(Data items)
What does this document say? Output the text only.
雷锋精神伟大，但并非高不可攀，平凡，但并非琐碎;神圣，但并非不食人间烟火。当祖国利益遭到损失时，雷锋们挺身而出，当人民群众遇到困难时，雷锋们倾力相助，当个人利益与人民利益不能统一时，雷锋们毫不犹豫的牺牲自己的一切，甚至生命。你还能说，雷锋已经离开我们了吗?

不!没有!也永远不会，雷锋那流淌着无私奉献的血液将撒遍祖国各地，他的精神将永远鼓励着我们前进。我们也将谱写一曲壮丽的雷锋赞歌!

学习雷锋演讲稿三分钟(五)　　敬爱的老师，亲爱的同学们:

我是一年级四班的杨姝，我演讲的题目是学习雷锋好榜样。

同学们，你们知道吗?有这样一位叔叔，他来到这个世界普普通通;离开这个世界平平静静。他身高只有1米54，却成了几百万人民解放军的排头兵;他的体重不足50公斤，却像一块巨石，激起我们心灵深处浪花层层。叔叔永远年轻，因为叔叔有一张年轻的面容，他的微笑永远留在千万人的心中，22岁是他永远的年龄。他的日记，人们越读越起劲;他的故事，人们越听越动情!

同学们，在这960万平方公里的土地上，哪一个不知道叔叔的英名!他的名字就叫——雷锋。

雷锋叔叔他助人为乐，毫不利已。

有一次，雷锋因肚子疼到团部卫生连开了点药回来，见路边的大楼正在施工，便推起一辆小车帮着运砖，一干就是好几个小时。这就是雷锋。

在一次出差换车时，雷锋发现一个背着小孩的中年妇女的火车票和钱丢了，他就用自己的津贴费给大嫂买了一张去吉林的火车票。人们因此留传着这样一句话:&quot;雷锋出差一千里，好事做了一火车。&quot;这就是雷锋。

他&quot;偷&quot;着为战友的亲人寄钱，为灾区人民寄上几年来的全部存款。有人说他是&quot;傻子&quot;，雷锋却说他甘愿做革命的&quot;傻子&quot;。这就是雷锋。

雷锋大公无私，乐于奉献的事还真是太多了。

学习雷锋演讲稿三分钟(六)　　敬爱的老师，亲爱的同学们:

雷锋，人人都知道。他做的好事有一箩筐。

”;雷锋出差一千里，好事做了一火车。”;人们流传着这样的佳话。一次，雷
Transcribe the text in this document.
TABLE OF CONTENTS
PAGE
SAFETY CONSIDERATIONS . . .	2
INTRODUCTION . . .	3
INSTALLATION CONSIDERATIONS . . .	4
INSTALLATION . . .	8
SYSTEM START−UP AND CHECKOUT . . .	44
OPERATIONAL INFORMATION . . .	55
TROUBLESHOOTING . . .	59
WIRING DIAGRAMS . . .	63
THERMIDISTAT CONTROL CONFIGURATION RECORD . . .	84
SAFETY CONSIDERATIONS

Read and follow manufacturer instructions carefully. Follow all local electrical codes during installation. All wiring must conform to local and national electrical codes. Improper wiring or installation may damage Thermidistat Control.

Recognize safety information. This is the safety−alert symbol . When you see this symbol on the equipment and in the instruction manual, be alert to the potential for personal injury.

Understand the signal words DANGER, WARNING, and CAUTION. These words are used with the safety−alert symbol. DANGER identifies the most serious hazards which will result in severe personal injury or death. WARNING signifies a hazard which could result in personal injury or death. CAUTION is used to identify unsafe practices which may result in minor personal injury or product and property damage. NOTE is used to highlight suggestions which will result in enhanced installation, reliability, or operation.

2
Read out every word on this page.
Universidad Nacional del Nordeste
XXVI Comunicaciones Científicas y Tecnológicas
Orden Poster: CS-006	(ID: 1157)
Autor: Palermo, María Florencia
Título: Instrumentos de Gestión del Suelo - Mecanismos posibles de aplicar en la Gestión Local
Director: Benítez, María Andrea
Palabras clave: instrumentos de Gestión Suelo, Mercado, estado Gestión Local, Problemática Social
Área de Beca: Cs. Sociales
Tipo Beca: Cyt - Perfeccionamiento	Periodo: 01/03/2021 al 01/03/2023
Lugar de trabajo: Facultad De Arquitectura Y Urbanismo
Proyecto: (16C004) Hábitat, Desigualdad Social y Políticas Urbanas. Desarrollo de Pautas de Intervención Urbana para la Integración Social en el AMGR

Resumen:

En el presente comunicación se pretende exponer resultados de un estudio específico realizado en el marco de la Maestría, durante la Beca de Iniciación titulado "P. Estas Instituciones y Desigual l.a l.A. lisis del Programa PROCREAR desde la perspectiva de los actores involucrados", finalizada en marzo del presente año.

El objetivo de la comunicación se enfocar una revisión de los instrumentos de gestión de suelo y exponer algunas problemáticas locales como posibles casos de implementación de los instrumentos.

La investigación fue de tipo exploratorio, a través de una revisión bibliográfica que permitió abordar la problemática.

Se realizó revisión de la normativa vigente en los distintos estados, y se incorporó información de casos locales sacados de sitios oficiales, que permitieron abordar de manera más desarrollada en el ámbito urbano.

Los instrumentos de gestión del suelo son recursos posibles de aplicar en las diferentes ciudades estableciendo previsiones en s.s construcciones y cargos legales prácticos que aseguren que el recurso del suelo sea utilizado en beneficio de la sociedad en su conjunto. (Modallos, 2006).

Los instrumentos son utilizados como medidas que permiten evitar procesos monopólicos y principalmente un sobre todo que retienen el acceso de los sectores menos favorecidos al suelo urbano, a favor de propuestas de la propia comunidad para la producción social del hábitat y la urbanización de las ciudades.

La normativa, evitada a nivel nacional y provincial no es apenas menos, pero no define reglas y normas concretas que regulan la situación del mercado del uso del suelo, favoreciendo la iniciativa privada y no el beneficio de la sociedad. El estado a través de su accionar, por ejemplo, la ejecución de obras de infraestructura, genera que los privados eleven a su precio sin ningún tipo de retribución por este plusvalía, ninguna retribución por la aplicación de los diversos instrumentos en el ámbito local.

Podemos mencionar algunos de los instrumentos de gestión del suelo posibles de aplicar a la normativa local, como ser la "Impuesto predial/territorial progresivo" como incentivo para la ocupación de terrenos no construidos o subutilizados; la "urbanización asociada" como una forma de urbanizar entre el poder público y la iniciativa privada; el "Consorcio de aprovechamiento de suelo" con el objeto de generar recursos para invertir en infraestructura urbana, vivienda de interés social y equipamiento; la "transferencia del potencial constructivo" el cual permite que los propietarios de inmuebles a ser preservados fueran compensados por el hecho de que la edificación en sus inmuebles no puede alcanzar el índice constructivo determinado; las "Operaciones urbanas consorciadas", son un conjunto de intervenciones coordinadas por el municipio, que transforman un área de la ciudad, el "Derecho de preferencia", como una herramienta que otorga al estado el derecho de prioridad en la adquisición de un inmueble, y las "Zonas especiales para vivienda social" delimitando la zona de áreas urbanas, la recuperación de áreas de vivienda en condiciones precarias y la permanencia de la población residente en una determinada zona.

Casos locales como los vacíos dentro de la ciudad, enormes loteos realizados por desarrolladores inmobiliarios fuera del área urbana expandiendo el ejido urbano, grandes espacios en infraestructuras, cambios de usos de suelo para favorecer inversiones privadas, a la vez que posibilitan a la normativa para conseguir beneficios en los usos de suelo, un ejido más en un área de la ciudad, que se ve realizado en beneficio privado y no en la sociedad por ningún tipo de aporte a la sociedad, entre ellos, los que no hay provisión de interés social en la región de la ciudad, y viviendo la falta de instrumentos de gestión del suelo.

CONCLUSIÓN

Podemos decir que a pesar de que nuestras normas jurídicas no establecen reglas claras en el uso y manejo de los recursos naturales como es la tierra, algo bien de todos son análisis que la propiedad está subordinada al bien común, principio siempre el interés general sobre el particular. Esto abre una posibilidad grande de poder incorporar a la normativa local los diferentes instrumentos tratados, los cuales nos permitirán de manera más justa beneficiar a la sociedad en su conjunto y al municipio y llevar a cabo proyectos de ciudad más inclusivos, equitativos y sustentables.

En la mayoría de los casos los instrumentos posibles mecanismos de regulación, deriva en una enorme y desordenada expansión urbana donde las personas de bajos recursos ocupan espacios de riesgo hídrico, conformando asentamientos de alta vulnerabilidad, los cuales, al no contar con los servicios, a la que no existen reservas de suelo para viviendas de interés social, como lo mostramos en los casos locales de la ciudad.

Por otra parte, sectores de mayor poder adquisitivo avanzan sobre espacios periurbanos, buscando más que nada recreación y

▶ **INSTRUCTIONS TO FOLLOW**:
Count each line of the entries that holds the word "亲爱的同学们", then state the total and nothing more.

▶ **WORKED ANSWER**:
2